(Stored items)
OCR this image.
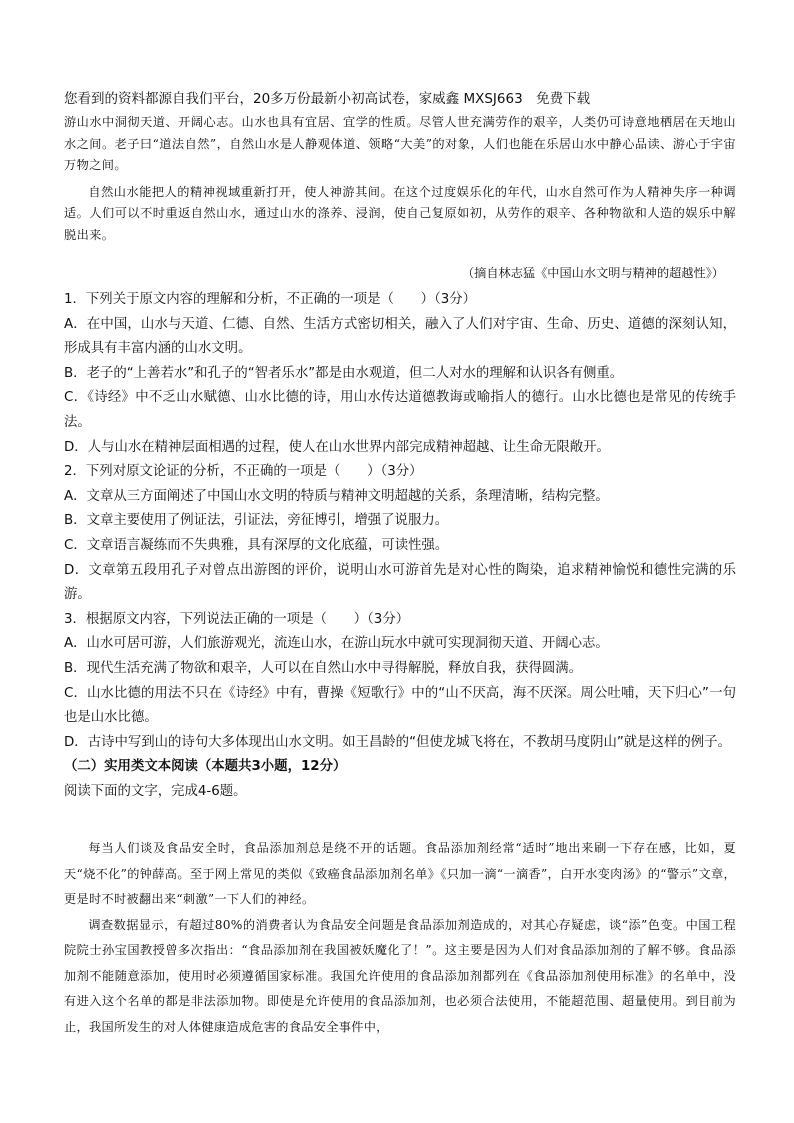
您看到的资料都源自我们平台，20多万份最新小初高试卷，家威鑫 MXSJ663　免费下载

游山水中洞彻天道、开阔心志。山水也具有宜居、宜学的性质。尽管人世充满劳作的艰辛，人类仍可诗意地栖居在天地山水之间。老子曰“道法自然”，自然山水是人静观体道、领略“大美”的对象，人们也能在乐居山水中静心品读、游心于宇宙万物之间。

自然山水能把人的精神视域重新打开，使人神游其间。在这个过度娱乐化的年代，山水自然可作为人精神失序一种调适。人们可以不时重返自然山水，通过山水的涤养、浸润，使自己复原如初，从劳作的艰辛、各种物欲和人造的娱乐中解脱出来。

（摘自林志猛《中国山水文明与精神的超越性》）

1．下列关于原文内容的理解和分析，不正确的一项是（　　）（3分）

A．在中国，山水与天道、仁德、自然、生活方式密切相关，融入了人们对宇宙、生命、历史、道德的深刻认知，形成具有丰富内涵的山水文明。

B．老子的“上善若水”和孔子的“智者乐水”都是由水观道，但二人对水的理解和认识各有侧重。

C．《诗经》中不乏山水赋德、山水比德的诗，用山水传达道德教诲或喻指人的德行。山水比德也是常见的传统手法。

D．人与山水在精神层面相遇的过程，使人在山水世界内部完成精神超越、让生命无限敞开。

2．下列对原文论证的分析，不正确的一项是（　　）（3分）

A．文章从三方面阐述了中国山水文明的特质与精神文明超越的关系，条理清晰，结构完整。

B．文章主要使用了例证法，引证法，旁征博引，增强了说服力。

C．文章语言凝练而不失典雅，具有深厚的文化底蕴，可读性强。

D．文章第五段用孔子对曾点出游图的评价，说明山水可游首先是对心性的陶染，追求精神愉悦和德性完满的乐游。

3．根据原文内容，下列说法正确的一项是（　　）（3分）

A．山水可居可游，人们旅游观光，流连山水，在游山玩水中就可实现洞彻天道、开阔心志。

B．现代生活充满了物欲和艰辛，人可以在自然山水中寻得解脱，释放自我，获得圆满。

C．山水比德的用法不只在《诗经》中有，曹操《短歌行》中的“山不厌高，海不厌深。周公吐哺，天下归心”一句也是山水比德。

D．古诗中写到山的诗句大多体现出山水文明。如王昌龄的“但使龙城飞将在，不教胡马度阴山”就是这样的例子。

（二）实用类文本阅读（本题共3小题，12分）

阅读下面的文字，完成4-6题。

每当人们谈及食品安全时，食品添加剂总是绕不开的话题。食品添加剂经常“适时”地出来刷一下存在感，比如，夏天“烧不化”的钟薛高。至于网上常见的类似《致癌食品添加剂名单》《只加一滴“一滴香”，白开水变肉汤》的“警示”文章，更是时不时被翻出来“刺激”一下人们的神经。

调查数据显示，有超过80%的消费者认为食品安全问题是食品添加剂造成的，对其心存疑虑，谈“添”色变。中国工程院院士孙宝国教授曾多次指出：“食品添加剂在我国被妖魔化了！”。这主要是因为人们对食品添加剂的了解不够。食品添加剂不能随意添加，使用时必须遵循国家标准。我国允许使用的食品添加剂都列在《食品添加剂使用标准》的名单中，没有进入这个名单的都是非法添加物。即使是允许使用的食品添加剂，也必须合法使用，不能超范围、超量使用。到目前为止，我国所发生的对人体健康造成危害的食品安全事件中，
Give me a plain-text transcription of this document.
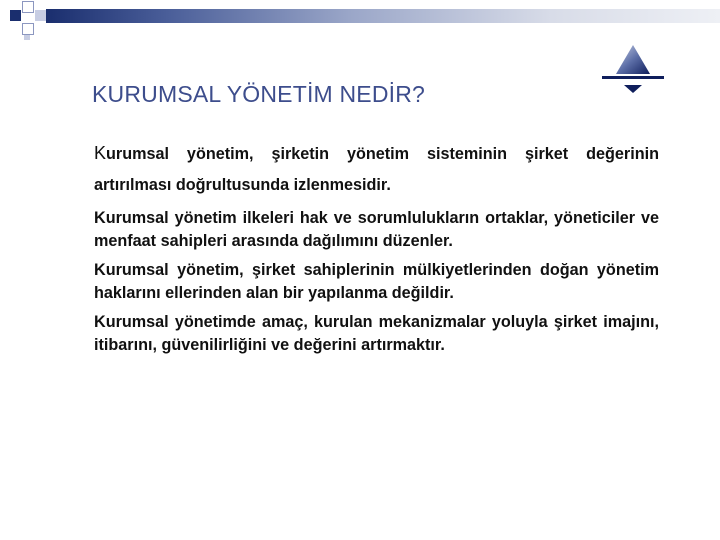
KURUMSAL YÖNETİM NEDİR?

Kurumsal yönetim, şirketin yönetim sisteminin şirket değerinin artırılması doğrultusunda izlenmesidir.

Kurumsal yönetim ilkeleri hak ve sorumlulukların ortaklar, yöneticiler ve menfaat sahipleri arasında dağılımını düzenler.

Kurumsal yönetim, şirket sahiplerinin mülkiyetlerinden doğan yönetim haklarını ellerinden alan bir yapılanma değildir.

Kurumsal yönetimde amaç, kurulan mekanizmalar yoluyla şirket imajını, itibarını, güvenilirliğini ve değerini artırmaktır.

- **Short task**: Using the listing above, show every line that includes the string "开阔心志".

- **Final answer**:
游山水中洞彻天道、开阔心志。山水也具有宜居、宜学的性质。尽管人世充满劳作的艰辛，人类仍可诗意地栖居在天地山水之间。老子曰“道法自然”，自然山水是人静观体道、领略“大美”的对象，人们也能在乐居山水中静心品读、游心于宇宙万物之间。
A．山水可居可游，人们旅游观光，流连山水，在游山玩水中就可实现洞彻天道、开阔心志。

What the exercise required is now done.